• [WRITTEN PROBLEM A]:
Can you lay out the rows as a Markdown table with the columns No. and Entry, starting with the line that contains "status-text: 第1页，共2页 2040个字" and going on through the line that contains "zoom-slider[interactable] xyxy=(1292,750,1332,751)", numbering each one and leaving out blank lines?

• [EXTRACTED TEXT]:
%%

2014 Connacht SFC

Tournament details
- Year: 2014

Winners
- Champions: Mayo (45th win)
- Manager: James Horan

Runners-up
- Runners-up: Galway

= 2014 Connacht Senior Football Championship =

The 2014 Connacht Senior Football Championship was the 115th installment of the annual Connacht Senior Football Championship held under the auspices of Connacht GAA. It was one of the four provincial competitions of the 2014 All-Ireland Senior Football Championship. Mayo entered the competition as defending Connacht champions.

The draw to decide the fixtures was made on 3 October 2013. As in previous competitions, the opponents of London and New York in the opening round were decided in advance. The teams that visit the 'Exiles' are chosen on a cyclical basis. As in the 2009 Connacht Championship five years previously, Galway face London and Mayo face New York. Sligo were given a bye to the semi-final stage.

%%

• [WRITTEN PROBLEM B]:
Could you carry on the account of the 2014 Connacht football championship from the point where it stops?

• [PROVIDED RECORDS]:
%%

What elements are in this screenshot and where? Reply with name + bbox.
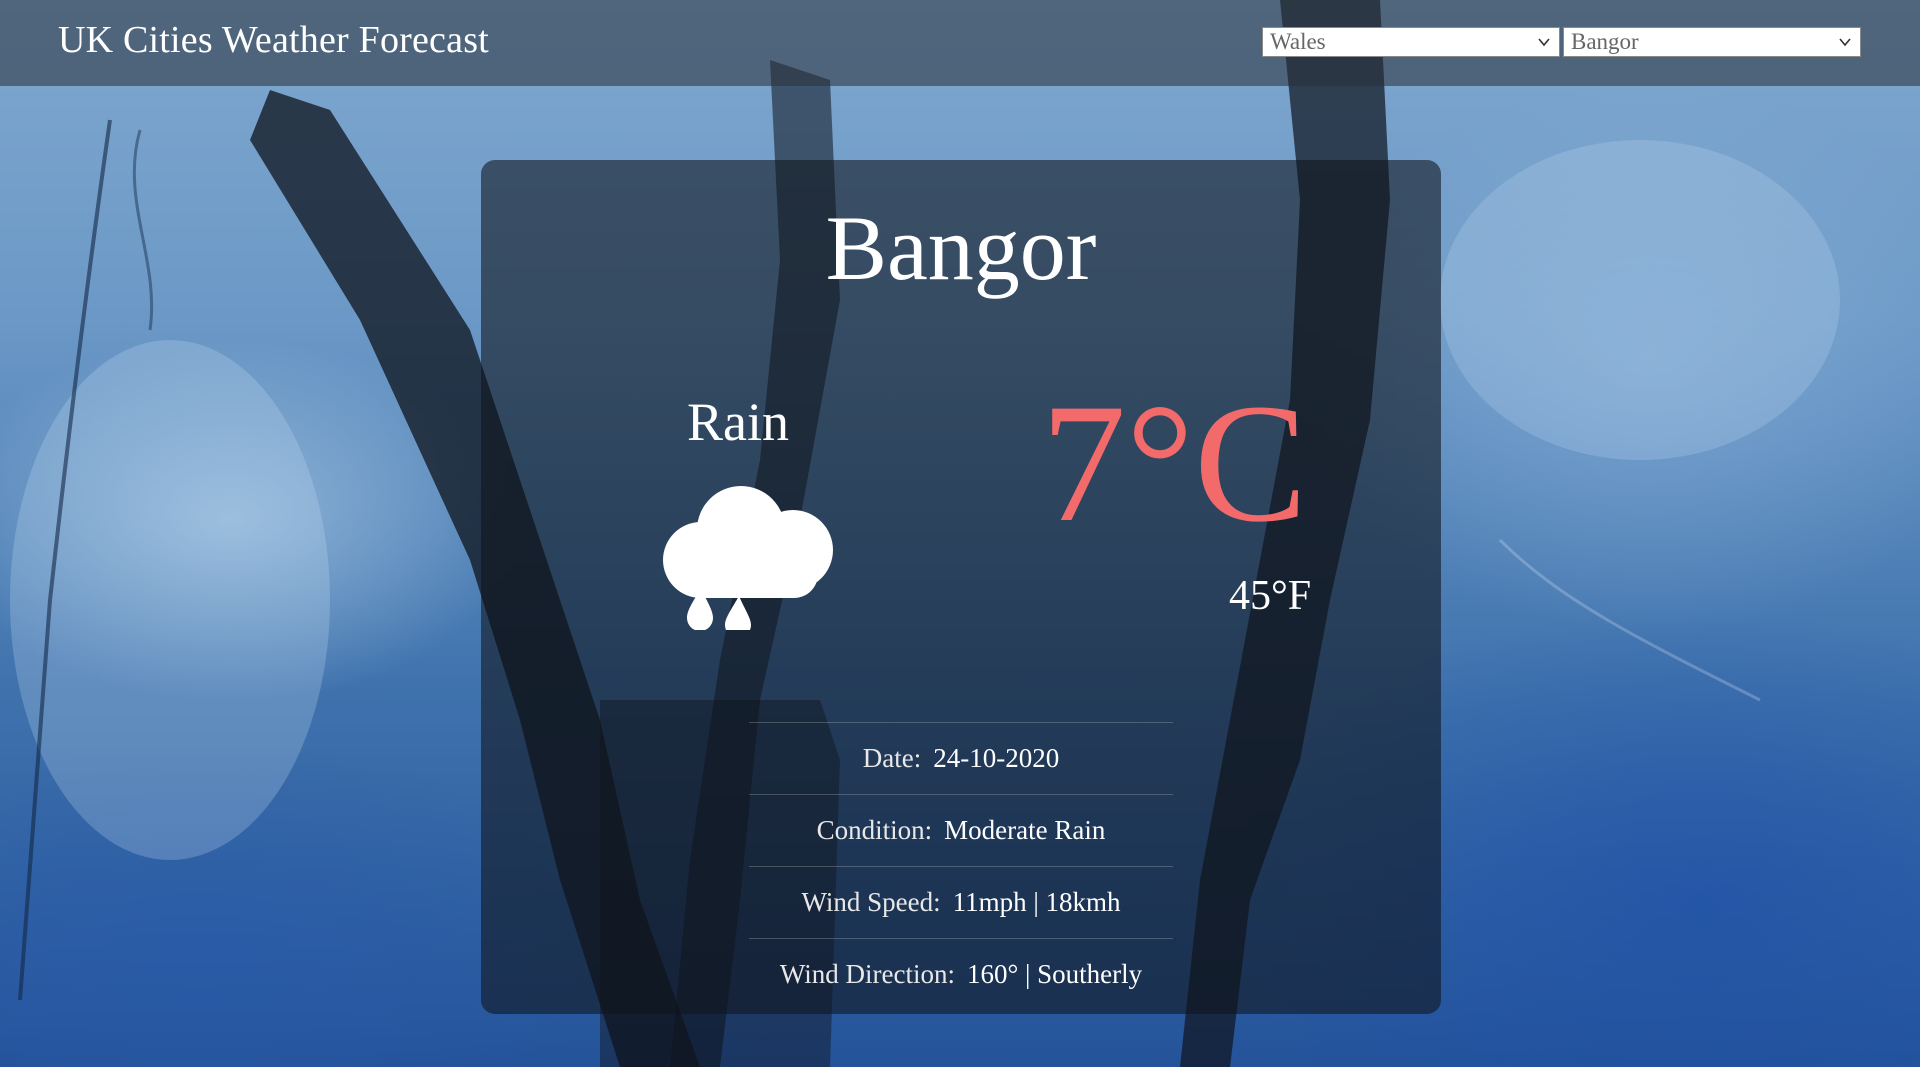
temperature-fahrenheit: 45°F [1229,573,1312,619]
temperature-celsius: 7°C [1041,369,1308,557]
detail-row-condition: Condition: Moderate Rain [749,794,1173,866]
top-navigation-bar: UK Cities Weather Forecast Wales Bangor [0,0,1920,86]
city-select[interactable]: Bangor [1563,27,1861,57]
detail-value: 24-10-2020 [933,743,1060,773]
detail-value: 160° | Southerly [966,959,1143,989]
weather-details-list: Date: 24-10-2020 Condition: Moderate Rain … [749,722,1173,1010]
detail-label: Wind Speed: [801,887,941,917]
detail-label: Condition: [816,815,933,845]
condition-summary: Rain [687,392,789,452]
site-title: UK Cities Weather Forecast [58,19,489,61]
detail-label: Wind Direction: [779,959,955,989]
detail-value: Moderate Rain [944,815,1106,845]
rain-cloud-icon [663,486,833,630]
detail-row-date: Date: 24-10-2020 [749,722,1173,794]
chevron-down-icon [1538,38,1550,47]
detail-value: 11mph | 18kmh [952,887,1121,917]
city-select-value: Bangor [1571,29,1639,54]
city-name-heading: Bangor [825,197,1097,299]
detail-row-wind-speed: Wind Speed: 11mph | 18kmh [749,866,1173,938]
weather-card: Bangor Rain 7°C 45°F Date: 24-10-2020 Con… [481,160,1441,1014]
chevron-down-icon [1839,38,1851,47]
detail-label: Date: [862,743,922,773]
region-select-value: Wales [1270,29,1326,54]
detail-row-wind-direction: Wind Direction: 160° | Southerly [749,938,1173,1010]
region-select[interactable]: Wales [1262,27,1560,57]
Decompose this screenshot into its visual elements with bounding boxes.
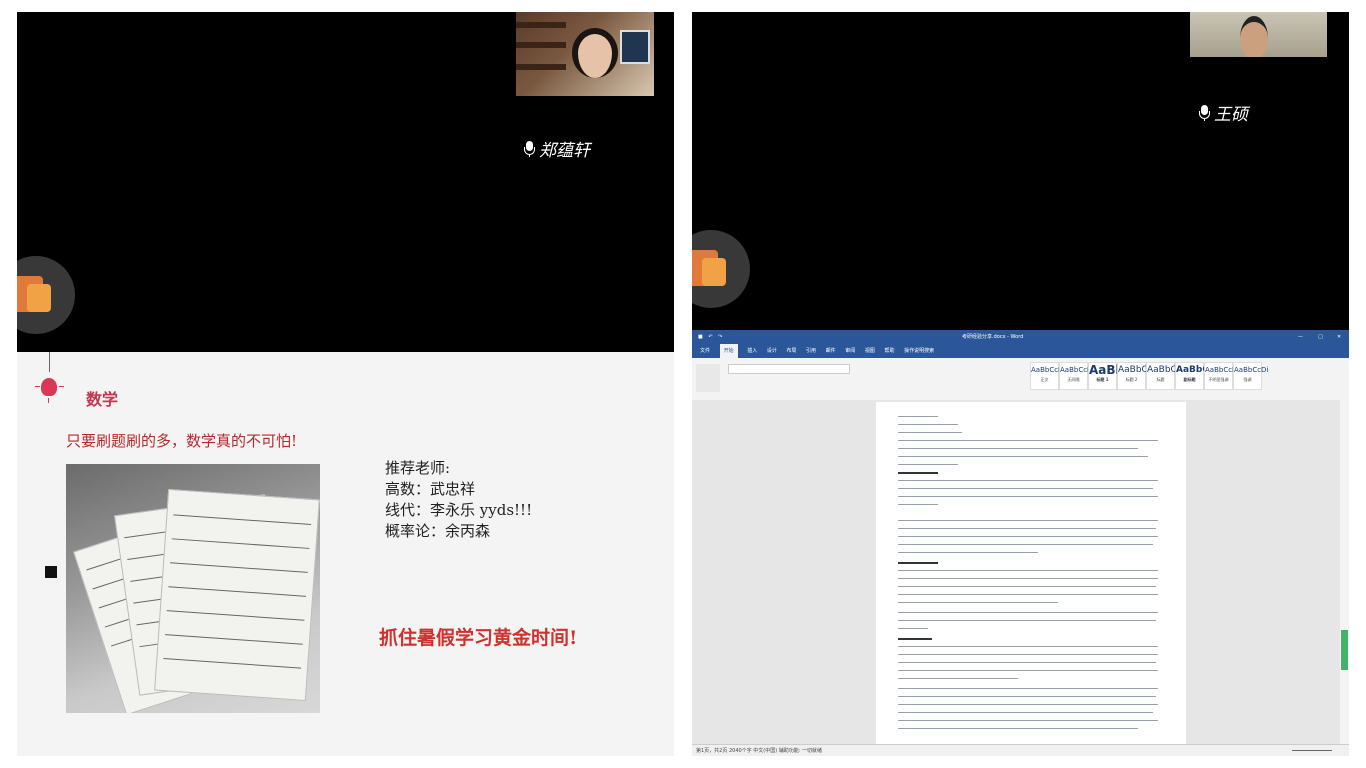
status-text: 第1页，共2页 2040个字 中文(中国) 辅助功能: 一切就绪 xyxy=(696,748,823,754)
paste-button[interactable] xyxy=(696,364,720,392)
participant-video-right[interactable] xyxy=(1190,12,1327,57)
lightbulb-icon xyxy=(41,378,57,396)
style-no-spacing[interactable]: AaBbCcDi 无间隔 xyxy=(1059,362,1094,390)
participant-name: 王硕 xyxy=(1214,105,1248,125)
vertical-scrollbar[interactable] xyxy=(1340,400,1349,744)
presentation-slide: 数学 只要刷题刷的多，数学真的不可怕! 推荐老师: 高数：武忠祥 线代：李永乐 … xyxy=(17,352,674,756)
bulb-cord xyxy=(49,352,50,372)
tab-references[interactable]: 引用 xyxy=(806,344,816,358)
microphone-icon xyxy=(1199,104,1210,121)
participant-name-tag: 郑蕴轩 xyxy=(524,136,590,161)
style-title[interactable]: AaBbC 标题 xyxy=(1146,362,1177,390)
left-video-panel: 郑蕴轩 数学 只要刷题刷的多，数学真的不可怕! 推荐老师: 高数：武忠祥 线代：… xyxy=(17,12,674,756)
bookshelf xyxy=(516,64,566,70)
teacher-line: 线代：李永乐 yyds!!! xyxy=(385,501,533,519)
teacher-line: 高数：武忠祥 xyxy=(385,480,476,498)
participant-name-tag: 王硕 xyxy=(1199,100,1248,125)
tab-review[interactable]: 审阅 xyxy=(845,344,855,358)
window-title: 考研经验分享.docx - Word xyxy=(962,334,1024,340)
document-canvas xyxy=(692,400,1349,744)
zoom-slider[interactable] xyxy=(1292,750,1332,751)
save-icon[interactable]: ■ xyxy=(698,334,703,340)
document-page[interactable] xyxy=(876,402,1186,744)
tab-home[interactable]: 开始 xyxy=(719,344,738,358)
find-replace-group[interactable] xyxy=(1288,364,1328,390)
floating-notes-button[interactable] xyxy=(17,256,75,334)
homework-photo xyxy=(66,464,320,713)
word-status-bar: 第1页，共2页 2040个字 中文(中国) 辅助功能: 一切就绪 xyxy=(692,744,1349,756)
participant-face xyxy=(1240,16,1268,57)
teacher-recommendations: 推荐老师: 高数：武忠祥 线代：李永乐 yyds!!! 概率论：余丙森 xyxy=(385,458,532,542)
home-ribbon: AaBbCcDi 正文 AaBbCcDi 无间隔 AaBl 标题 1 AaBbC 标题 … xyxy=(692,358,1349,401)
tell-me-search[interactable]: 操作说明搜索 xyxy=(904,344,934,358)
font-format-buttons[interactable] xyxy=(728,376,848,384)
slide-slogan: 抓住暑假学习黄金时间! xyxy=(379,627,578,649)
recommend-heading: 推荐老师: xyxy=(385,459,451,477)
right-video-panel: 王硕 ■ ↶ ↷ 考研经验分享.docx - Word — □ ✕ 文件 开始 … xyxy=(692,12,1349,756)
tab-help[interactable]: 帮助 xyxy=(884,344,894,358)
teacher-line: 概率论：余丙森 xyxy=(385,522,491,540)
participant-video-left[interactable] xyxy=(516,12,654,96)
participant-name: 郑蕴轩 xyxy=(539,141,590,161)
tab-file[interactable]: 文件 xyxy=(700,344,710,358)
monitor xyxy=(620,30,650,64)
redo-icon[interactable]: ↷ xyxy=(718,334,722,340)
bullet-square xyxy=(45,566,57,578)
floating-notes-button[interactable] xyxy=(692,230,750,308)
ribbon-tabs: 文件 开始 插入 设计 布局 引用 邮件 审阅 视图 帮助 操作说明搜索 xyxy=(692,344,1349,358)
font-name-select[interactable] xyxy=(728,364,850,374)
minimize-icon[interactable]: — xyxy=(1298,330,1303,344)
tab-mailings[interactable]: 邮件 xyxy=(826,344,836,358)
tab-insert[interactable]: 插入 xyxy=(747,344,757,358)
style-heading1[interactable]: AaBl 标题 1 xyxy=(1088,362,1120,390)
slide-subtitle: 只要刷题刷的多，数学真的不可怕! xyxy=(66,432,298,450)
word-title-bar: ■ ↶ ↷ 考研经验分享.docx - Word — □ ✕ xyxy=(692,330,1349,344)
style-emphasis[interactable]: AaBbCcDi 强调 xyxy=(1233,362,1268,390)
bookshelf xyxy=(516,42,566,48)
close-icon[interactable]: ✕ xyxy=(1337,330,1341,344)
participant-face xyxy=(572,28,618,78)
style-normal[interactable]: AaBbCcDi 正文 xyxy=(1030,362,1065,390)
style-subtle-emphasis[interactable]: AaBbCcDi 不明显强调 xyxy=(1204,362,1239,390)
tab-view[interactable]: 视图 xyxy=(865,344,875,358)
undo-icon[interactable]: ↶ xyxy=(708,334,712,340)
tab-layout[interactable]: 布局 xyxy=(786,344,796,358)
scroll-thumb[interactable] xyxy=(1341,630,1348,670)
bookshelf xyxy=(516,22,566,28)
tab-design[interactable]: 设计 xyxy=(767,344,777,358)
word-window: ■ ↶ ↷ 考研经验分享.docx - Word — □ ✕ 文件 开始 插入 … xyxy=(692,330,1349,756)
microphone-icon xyxy=(524,140,535,157)
maximize-icon[interactable]: □ xyxy=(1318,330,1323,344)
paragraph-controls[interactable] xyxy=(892,364,1002,384)
style-subtitle[interactable]: AaBbC 副标题 xyxy=(1175,362,1209,390)
style-heading2[interactable]: AaBbC 标题 2 xyxy=(1117,362,1148,390)
slide-title: 数学 xyxy=(86,390,119,409)
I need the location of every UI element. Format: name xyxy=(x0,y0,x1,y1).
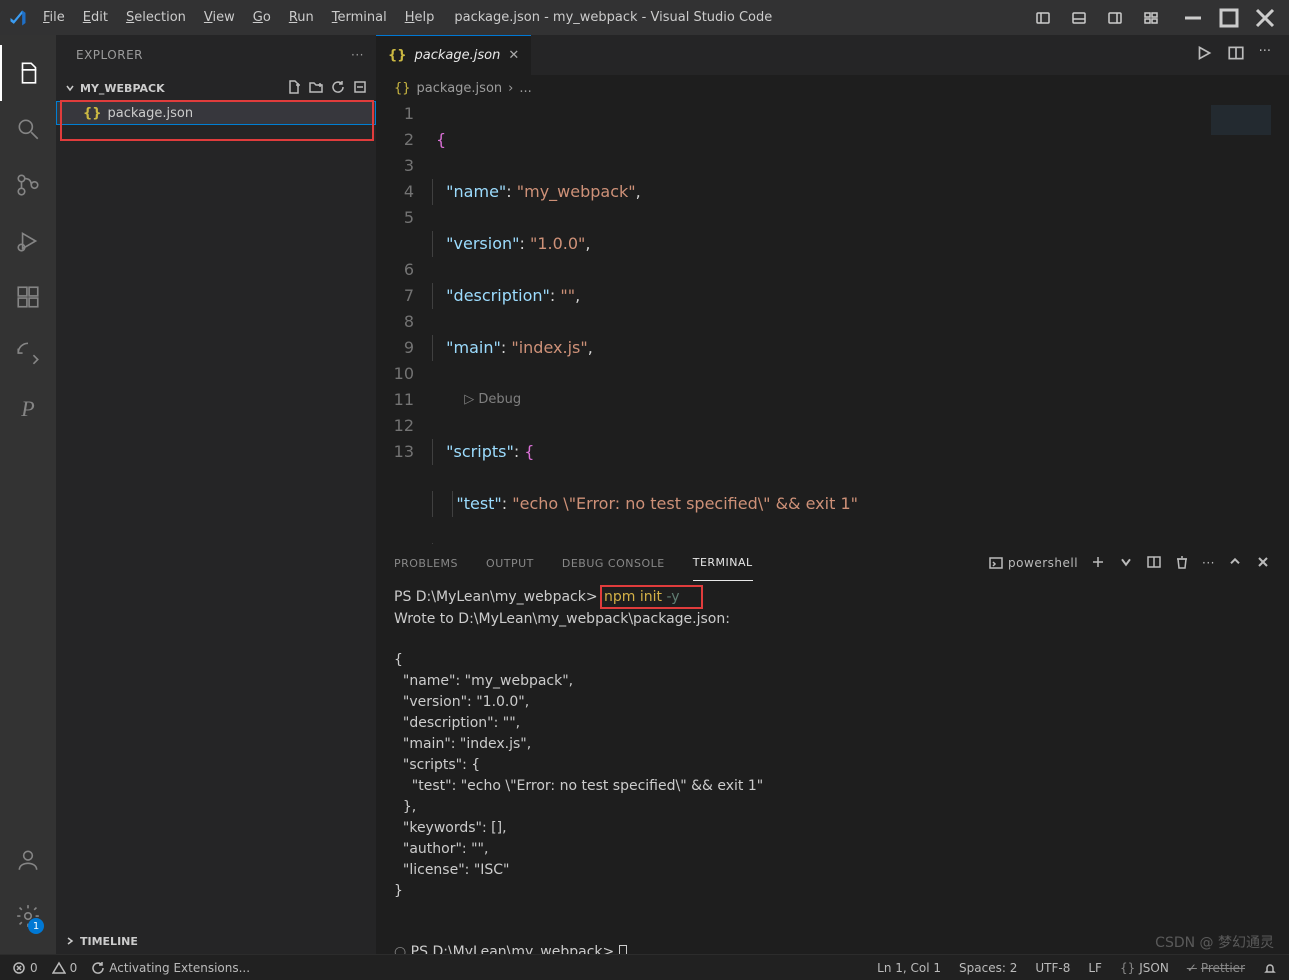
panel-tabs: PROBLEMS OUTPUT DEBUG CONSOLE TERMINAL p… xyxy=(376,545,1289,581)
folder-name: MY_WEBPACK xyxy=(80,82,165,95)
editor-area: {} package.json ✕ ··· {} package.json › … xyxy=(376,35,1289,954)
window-title: package.json - my_webpack - Visual Studi… xyxy=(442,10,1027,25)
menu-go[interactable]: Go xyxy=(245,0,279,35)
toggle-secondary-icon[interactable] xyxy=(1099,3,1131,33)
menu-file[interactable]: File xyxy=(35,0,73,35)
panel-tab-debug[interactable]: DEBUG CONSOLE xyxy=(562,545,665,581)
kill-terminal-icon[interactable] xyxy=(1174,554,1190,573)
explorer-tab-icon[interactable] xyxy=(0,45,56,101)
run-icon[interactable] xyxy=(1195,44,1213,66)
status-language[interactable]: {} JSON xyxy=(1120,961,1169,975)
code-content[interactable]: { "name": "my_webpack", "version": "1.0.… xyxy=(432,101,1289,544)
status-prettier[interactable]: ✓ Prettier xyxy=(1187,961,1245,975)
menu-selection[interactable]: Selection xyxy=(118,0,194,35)
refresh-icon[interactable] xyxy=(330,79,346,98)
panel-tab-problems[interactable]: PROBLEMS xyxy=(394,545,458,581)
status-spaces[interactable]: Spaces: 2 xyxy=(959,961,1017,975)
tab-label: package.json xyxy=(415,48,501,63)
new-terminal-icon[interactable] xyxy=(1090,554,1106,573)
maximize-panel-icon[interactable] xyxy=(1227,554,1243,573)
status-warnings[interactable]: 0 xyxy=(52,961,78,975)
json-file-icon: {} xyxy=(83,106,102,121)
status-eol[interactable]: LF xyxy=(1088,961,1102,975)
new-folder-icon[interactable] xyxy=(308,79,324,98)
toggle-sidebar-icon[interactable] xyxy=(1027,3,1059,33)
file-label: package.json xyxy=(108,106,194,121)
sidebar-header: EXPLORER ··· xyxy=(56,35,376,75)
panel-tab-terminal[interactable]: TERMINAL xyxy=(693,545,753,581)
panel-more-icon[interactable]: ··· xyxy=(1202,556,1215,570)
status-bar: 0 0 Activating Extensions... Ln 1, Col 1… xyxy=(0,954,1289,980)
debug-codelens[interactable]: ▷ Debug xyxy=(432,387,1289,413)
breadcrumbs[interactable]: {} package.json › ... xyxy=(376,75,1289,101)
split-terminal-icon[interactable] xyxy=(1146,554,1162,573)
json-file-icon: {} xyxy=(394,81,411,96)
timeline-section[interactable]: TIMELINE xyxy=(56,928,376,954)
terminal-dropdown-icon[interactable] xyxy=(1118,554,1134,573)
layout-controls xyxy=(1027,3,1177,33)
tab-package-json[interactable]: {} package.json ✕ xyxy=(376,35,531,75)
customize-layout-icon[interactable] xyxy=(1135,3,1167,33)
tabs-row: {} package.json ✕ ··· xyxy=(376,35,1289,75)
minimize-button[interactable] xyxy=(1177,3,1209,33)
new-file-icon[interactable] xyxy=(286,79,302,98)
activity-bottom: 1 xyxy=(0,832,56,944)
sidebar-more-icon[interactable]: ··· xyxy=(351,48,364,62)
more-actions-icon[interactable]: ··· xyxy=(1259,44,1271,66)
menu-edit[interactable]: Edit xyxy=(75,0,116,35)
bottom-panel: PROBLEMS OUTPUT DEBUG CONSOLE TERMINAL p… xyxy=(376,544,1289,954)
source-control-tab-icon[interactable] xyxy=(0,157,56,213)
panel-tab-output[interactable]: OUTPUT xyxy=(486,545,534,581)
status-encoding[interactable]: UTF-8 xyxy=(1035,961,1070,975)
vscode-logo-icon xyxy=(0,8,35,28)
search-tab-icon[interactable] xyxy=(0,101,56,157)
json-file-icon: {} xyxy=(388,48,407,63)
activity-bar: P 1 xyxy=(0,35,56,954)
menu-run[interactable]: Run xyxy=(281,0,322,35)
annotation-highlight: npm init -y xyxy=(600,585,703,609)
menu-help[interactable]: Help xyxy=(397,0,443,35)
line-gutter: 12345678910111213 xyxy=(376,101,432,544)
close-panel-icon[interactable] xyxy=(1255,554,1271,573)
menu-bar: File Edit Selection View Go Run Terminal… xyxy=(35,0,442,35)
status-notifications-icon[interactable] xyxy=(1263,961,1277,975)
extensions-tab-icon[interactable] xyxy=(0,269,56,325)
terminal-body[interactable]: PS D:\MyLean\my_webpack> npm init -y Wro… xyxy=(376,581,1289,954)
editor-actions: ··· xyxy=(1195,44,1289,66)
prettier-tab-icon[interactable]: P xyxy=(0,381,56,437)
close-tab-icon[interactable]: ✕ xyxy=(508,48,519,63)
file-item-package-json[interactable]: {} package.json xyxy=(56,101,376,125)
status-errors[interactable]: 0 xyxy=(12,961,38,975)
settings-badge: 1 xyxy=(28,918,44,934)
status-activating[interactable]: Activating Extensions... xyxy=(91,961,250,975)
close-button[interactable] xyxy=(1249,3,1281,33)
title-bar: File Edit Selection View Go Run Terminal… xyxy=(0,0,1289,35)
menu-terminal[interactable]: Terminal xyxy=(324,0,395,35)
status-cursor[interactable]: Ln 1, Col 1 xyxy=(877,961,941,975)
timeline-label: TIMELINE xyxy=(80,935,138,948)
terminal-shell-label[interactable]: powershell xyxy=(988,555,1078,571)
breadcrumb-file: package.json xyxy=(417,81,503,96)
run-debug-tab-icon[interactable] xyxy=(0,213,56,269)
sidebar: EXPLORER ··· MY_WEBPACK {} package.json … xyxy=(56,35,376,954)
settings-gear-icon[interactable]: 1 xyxy=(0,888,56,944)
maximize-button[interactable] xyxy=(1213,3,1245,33)
collapse-icon[interactable] xyxy=(352,79,368,98)
breadcrumb-dots: ... xyxy=(519,81,531,96)
split-editor-icon[interactable] xyxy=(1227,44,1245,66)
remote-tab-icon[interactable] xyxy=(0,325,56,381)
main-area: P 1 EXPLORER ··· MY_WEBPACK {} package.j… xyxy=(0,35,1289,954)
menu-view[interactable]: View xyxy=(196,0,243,35)
window-controls xyxy=(1177,3,1289,33)
folder-section-header[interactable]: MY_WEBPACK xyxy=(56,75,376,101)
editor-body[interactable]: 12345678910111213 { "name": "my_webpack"… xyxy=(376,101,1289,544)
accounts-icon[interactable] xyxy=(0,832,56,888)
breadcrumb-sep: › xyxy=(508,81,513,96)
toggle-panel-icon[interactable] xyxy=(1063,3,1095,33)
sidebar-title: EXPLORER xyxy=(76,48,143,62)
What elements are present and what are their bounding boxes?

%%

• [WRITTEN ANSWER A]:
| No. | Entry |
|---|---|
| 1 | status-text: 第1页，共2页 2040个字 中文(中国) 辅助功能: 一切就绪 xyxy=(696,748,823,754) |
| 2 | paste-button[interactable] xyxy=(696,364,720,392) |
| 3 | participant-video-right[interactable] xyxy=(1190,12,1327,57) |
| 4 | lightbulb-icon xyxy=(41,378,57,396) |
| 5 | style-no-spacing[interactable]: AaBbCcDi 无间隔 xyxy=(1059,362,1094,390) |
| 6 | participant-name: 王硕 xyxy=(1214,105,1248,125) |
| 7 | vertical-scrollbar[interactable] xyxy=(1340,400,1349,744) |
| 8 | presentation-slide: 数学 只要刷题刷的多，数学真的不可怕! 推荐老师: 高数：武忠祥 线代：李永乐 … xyxy=(17,352,674,756) |
| 9 | bulb-cord xyxy=(49,352,50,372) |
| 10 | tab-references[interactable]: 引用 xyxy=(806,344,816,358) |
| 11 | microphone-icon xyxy=(1199,104,1210,121) |
| 12 | participant-name-tag: 郑蕴轩 xyxy=(524,136,590,161) |
| 13 | style-title[interactable]: AaBbC 标题 xyxy=(1146,362,1177,390) |
| 14 | left-video-panel: 郑蕴轩 数学 只要刷题刷的多，数学真的不可怕! 推荐老师: 高数：武忠祥 线代：… xyxy=(17,12,674,756) |
| 15 | bookshelf xyxy=(516,64,566,70) |
| 16 | teacher-line: 线代：李永乐 yyds!!! xyxy=(385,501,533,519) |
| 17 | teacher-line: 高数：武忠祥 xyxy=(385,480,476,498) |
| 18 | participant-name-tag: 王硕 xyxy=(1199,100,1248,125) |
| 19 | tab-review[interactable]: 审阅 xyxy=(845,344,855,358) |
| 20 | window-title: 考研经验分享.docx - Word xyxy=(962,334,1024,340) |
| 21 | document-canvas xyxy=(692,400,1349,744) |
| 22 | zoom-slider[interactable] xyxy=(1292,750,1332,751) |

• [WRITTEN ANSWER B]:
Under new GAA rules, to allow counties to more easily predict the dates of their qualifier matches, the two sides of the draw were named as either A or B. Galway, London and Sligo were named on the A side of the draw, while Leitrim, Mayo, New York and Roscommon's draw was named as the B side.

The opening game of the Championship was played on 4 May 2014, with Mayo beating New York by 4-18 to 0-08. On 18 May 2014 Roscommon defeated Leitrim in Dr. Hyde Park, winning 1-18 to 0-13, and the following week Galway beat London in the last of the quarter-finals, with a final score of 3-17 to 0-07. In the first of the semi-finals, which took place on 8 June 2014, Mayo faced Roscommon in Hyde Park, coming out with a narrow victory, winning 0-13 to 1-09. The second semi-final was contested by Galway and Sligo in Markievicz Park on 25 June 2014, with the Tribesmen coming out on top by 0-16 to 0-11, qualifying for their first Connacht final since 2009.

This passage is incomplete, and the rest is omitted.